====== Excerpt ======
Mayumi Miyawaki, Ten Questions for Eight Architects
Translated by Mohammadreza Joudat and colleagues; Khak Publishing; first edition: Autumn 1376; rahli format; 117 pages; 800 tomans.
In its June–July 1978 special issue, the Japan Architect (JA) magazine asked eight architects to describe the design process behind houses they had built. To compare their approaches, the same ten questions were put to each of them. The eight are Kazumasa Yamashita, Team Zoo, Monta Mozuna, Tadao Ando, Masako Hayashi, Kazunari Sakamoto, Toyo Ito, and Mayumi Miyawaki — who also edited the issue.
The introduction notes that in Japan two groups of architects build residential work: a younger generation that turns to house design for lack of other opportunities, and an older generation captivated by the craft of the house, who have attained an artist's mastery of its technology. The preface explains that the initial translation was prepared for use in a residential design studio course; demand from students and architects, combined with the depth of these architects' statements — many of whom now hold international stature — led to its publication. The book is accompanied by many images and plans of the architects' work.
Tom Turner, City as Landscape
Translated by Farshad Nourian; Urban Processing and Planning Company; first edition: 1376; vaziri format; 462 pages.
The book offers a "post-postmodernist" approach to urban design and planning. It speaks of a new era in urbanism — one inseparable from the surrounding world, that embraces pluralism, that sees the city not in two dimensions but as a landscape viewed from a spectator's eye, where foreground and background swap places according to the viewer's perspective. The author concludes that the city of the future will be full of physical, psychological, urban, rural, dispersed, and dense landscapes.
====== Rows ======
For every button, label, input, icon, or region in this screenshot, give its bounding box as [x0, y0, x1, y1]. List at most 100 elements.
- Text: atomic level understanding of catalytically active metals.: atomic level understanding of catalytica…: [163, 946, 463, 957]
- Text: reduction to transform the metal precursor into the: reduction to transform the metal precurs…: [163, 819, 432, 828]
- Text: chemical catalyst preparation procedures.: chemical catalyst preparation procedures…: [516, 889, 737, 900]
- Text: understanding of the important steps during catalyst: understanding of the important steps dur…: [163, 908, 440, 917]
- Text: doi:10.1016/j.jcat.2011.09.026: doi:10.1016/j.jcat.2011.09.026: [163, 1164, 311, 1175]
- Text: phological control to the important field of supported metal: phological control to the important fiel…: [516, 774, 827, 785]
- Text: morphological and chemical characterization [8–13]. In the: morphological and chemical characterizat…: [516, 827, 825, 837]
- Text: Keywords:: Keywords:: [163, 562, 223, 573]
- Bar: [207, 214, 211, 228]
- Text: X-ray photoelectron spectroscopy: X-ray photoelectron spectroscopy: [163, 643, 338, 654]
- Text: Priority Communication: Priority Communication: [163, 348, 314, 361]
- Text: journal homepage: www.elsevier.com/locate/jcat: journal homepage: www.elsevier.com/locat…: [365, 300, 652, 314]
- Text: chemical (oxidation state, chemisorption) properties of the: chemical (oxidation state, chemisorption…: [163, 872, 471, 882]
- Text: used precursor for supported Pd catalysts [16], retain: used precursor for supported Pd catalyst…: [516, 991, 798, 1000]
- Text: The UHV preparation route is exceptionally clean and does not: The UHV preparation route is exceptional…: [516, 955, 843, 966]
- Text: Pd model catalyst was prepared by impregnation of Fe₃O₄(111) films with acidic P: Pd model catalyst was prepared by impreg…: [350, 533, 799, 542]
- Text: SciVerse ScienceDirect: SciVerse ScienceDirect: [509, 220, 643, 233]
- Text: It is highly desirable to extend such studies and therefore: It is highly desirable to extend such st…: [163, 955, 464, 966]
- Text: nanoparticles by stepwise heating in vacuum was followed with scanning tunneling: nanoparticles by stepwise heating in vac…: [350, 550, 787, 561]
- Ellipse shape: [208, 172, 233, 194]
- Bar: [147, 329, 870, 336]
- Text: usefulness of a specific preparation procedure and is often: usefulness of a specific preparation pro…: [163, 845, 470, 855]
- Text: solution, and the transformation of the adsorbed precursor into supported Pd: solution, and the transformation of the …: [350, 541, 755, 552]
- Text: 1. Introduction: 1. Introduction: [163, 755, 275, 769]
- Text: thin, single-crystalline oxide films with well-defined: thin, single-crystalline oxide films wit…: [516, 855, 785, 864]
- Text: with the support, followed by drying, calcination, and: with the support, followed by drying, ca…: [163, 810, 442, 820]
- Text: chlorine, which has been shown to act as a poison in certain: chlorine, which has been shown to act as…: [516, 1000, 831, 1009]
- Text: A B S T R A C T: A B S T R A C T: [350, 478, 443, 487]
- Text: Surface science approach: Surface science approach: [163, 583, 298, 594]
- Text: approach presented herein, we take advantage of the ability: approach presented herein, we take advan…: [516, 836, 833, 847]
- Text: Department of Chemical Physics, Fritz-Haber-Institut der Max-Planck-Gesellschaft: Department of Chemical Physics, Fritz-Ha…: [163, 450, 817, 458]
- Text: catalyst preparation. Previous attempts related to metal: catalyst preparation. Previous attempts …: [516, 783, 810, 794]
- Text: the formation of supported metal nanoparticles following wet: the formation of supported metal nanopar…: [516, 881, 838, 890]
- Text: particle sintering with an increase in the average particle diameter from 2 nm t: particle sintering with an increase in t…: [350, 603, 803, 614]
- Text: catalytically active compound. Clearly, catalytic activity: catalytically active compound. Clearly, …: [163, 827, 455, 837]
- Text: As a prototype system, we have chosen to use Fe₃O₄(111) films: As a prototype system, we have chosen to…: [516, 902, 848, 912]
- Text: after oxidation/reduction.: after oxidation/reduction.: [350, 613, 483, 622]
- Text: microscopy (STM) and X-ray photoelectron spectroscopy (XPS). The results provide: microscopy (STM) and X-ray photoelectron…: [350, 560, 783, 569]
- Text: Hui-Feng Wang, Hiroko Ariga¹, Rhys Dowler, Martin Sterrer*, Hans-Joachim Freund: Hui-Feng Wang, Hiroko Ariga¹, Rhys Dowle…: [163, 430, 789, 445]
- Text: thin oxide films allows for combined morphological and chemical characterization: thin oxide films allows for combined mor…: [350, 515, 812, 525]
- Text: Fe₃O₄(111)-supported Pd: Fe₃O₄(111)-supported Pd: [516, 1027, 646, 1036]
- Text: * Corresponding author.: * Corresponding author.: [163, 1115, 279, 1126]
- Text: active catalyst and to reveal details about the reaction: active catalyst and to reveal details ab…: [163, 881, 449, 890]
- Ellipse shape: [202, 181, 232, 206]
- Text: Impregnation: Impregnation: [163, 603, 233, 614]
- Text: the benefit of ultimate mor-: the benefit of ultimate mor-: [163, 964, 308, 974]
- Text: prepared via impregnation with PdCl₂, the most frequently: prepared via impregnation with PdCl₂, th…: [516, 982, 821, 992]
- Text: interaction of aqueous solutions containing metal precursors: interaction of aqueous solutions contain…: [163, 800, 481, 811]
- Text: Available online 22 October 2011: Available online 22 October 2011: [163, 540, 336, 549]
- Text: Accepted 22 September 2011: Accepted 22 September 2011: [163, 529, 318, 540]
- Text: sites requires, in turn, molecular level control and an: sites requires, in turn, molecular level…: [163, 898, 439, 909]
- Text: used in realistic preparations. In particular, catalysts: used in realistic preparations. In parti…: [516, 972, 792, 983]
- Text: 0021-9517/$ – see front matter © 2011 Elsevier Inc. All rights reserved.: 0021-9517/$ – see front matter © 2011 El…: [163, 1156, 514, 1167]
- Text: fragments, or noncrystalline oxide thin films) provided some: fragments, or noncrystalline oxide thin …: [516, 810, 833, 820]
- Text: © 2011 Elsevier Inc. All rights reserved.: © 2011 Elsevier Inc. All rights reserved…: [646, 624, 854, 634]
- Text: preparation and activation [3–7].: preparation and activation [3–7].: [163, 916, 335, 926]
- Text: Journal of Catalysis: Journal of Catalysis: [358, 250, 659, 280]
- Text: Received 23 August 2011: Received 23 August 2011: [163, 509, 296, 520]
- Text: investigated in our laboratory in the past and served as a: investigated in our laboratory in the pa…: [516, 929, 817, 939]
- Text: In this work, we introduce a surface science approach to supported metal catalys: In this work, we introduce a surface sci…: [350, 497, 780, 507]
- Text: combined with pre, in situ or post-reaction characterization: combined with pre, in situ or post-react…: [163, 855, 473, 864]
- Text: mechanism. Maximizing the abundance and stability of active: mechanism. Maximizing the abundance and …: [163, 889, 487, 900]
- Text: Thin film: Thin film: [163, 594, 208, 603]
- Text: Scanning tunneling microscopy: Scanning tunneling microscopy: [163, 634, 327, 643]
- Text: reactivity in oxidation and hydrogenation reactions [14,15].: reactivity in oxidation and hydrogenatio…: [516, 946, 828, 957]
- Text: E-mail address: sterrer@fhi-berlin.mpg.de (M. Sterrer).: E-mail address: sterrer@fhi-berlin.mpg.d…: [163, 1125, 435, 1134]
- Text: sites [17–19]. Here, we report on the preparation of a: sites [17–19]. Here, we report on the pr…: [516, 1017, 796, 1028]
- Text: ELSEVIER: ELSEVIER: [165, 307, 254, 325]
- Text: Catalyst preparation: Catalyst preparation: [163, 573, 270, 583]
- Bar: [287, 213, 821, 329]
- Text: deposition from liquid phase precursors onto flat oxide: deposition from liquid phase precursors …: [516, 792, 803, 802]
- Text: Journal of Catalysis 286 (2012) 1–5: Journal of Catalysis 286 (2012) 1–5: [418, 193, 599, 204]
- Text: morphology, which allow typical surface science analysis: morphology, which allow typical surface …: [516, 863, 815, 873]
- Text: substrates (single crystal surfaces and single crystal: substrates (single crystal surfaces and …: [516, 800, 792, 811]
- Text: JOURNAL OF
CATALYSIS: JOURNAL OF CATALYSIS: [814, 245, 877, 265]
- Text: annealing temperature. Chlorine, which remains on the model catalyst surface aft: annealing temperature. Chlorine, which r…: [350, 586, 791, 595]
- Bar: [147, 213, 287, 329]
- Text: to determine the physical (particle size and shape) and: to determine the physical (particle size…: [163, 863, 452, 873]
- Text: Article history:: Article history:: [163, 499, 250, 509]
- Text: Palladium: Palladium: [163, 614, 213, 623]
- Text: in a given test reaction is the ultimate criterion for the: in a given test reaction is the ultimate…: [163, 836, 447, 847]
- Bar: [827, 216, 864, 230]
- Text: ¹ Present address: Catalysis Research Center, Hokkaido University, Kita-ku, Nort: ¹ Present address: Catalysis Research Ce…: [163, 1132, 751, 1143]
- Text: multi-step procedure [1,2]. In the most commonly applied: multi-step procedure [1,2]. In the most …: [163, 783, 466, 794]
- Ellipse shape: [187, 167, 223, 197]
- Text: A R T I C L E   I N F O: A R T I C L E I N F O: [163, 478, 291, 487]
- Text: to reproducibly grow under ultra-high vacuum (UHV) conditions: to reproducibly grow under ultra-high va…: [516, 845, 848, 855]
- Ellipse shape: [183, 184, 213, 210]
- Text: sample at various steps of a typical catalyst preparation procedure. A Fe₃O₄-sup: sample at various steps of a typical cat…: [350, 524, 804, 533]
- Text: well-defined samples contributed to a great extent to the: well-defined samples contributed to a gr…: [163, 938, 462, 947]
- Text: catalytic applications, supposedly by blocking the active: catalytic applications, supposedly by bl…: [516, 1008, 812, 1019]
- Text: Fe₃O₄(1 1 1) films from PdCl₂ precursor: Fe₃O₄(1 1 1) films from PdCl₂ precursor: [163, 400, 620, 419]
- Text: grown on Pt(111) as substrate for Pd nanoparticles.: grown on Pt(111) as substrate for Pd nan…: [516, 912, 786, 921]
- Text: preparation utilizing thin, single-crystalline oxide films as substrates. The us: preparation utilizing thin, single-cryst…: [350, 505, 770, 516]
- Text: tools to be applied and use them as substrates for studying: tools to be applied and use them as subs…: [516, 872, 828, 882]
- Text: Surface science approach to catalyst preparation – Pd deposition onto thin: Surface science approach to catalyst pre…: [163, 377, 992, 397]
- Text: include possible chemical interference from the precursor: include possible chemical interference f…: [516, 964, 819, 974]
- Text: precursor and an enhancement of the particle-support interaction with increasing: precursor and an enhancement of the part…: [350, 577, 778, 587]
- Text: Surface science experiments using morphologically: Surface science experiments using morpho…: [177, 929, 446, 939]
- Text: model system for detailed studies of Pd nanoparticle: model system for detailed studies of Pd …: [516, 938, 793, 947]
======
**Direction**
Extract the passage of the book notes from "Tom Turner, City" up to and including "and dense landscapes.", copying it word for word.

**Solution to the problem**
Tom Turner, City as Landscape
Translated by Farshad Nourian; Urban Processing and Planning Company; first edition: 1376; vaziri format; 462 pages.
The book offers a "post-postmodernist" approach to urban design and planning. It speaks of a new era in urbanism — one inseparable from the surrounding world, that embraces pluralism, that sees the city not in two dimensions but as a landscape viewed from a spectator's eye, where foreground and background swap places according to the viewer's perspective. The author concludes that the city of the future will be full of physical, psychological, urban, rural, dispersed, and dense landscapes.